=== Items from a dataset ===
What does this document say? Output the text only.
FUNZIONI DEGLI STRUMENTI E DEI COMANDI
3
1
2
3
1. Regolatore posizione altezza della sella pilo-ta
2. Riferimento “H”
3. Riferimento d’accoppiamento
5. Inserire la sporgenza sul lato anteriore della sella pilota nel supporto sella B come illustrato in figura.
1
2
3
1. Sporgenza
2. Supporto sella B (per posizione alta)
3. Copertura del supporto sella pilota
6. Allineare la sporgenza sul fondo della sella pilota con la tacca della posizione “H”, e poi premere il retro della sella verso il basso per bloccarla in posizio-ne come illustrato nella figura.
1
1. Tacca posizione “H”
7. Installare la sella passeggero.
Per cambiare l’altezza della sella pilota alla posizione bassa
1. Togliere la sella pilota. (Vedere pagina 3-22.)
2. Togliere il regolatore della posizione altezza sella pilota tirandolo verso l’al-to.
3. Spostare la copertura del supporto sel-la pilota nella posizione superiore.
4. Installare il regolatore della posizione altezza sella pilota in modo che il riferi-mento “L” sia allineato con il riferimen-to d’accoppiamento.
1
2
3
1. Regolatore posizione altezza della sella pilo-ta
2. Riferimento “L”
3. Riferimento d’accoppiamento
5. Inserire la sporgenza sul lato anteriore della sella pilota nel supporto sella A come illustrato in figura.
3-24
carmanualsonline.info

=== GOAL OF THE EXERCISE ===
Scan the material line by line and report each one that contains "anteriore".

=== EXERCISE OUTPUT ===
5. Inserire la sporgenza sul lato anteriore della sella pilota nel supporto sella B come illustrato in figura.
5. Inserire la sporgenza sul lato anteriore della sella pilota nel supporto sella A come illustrato in figura.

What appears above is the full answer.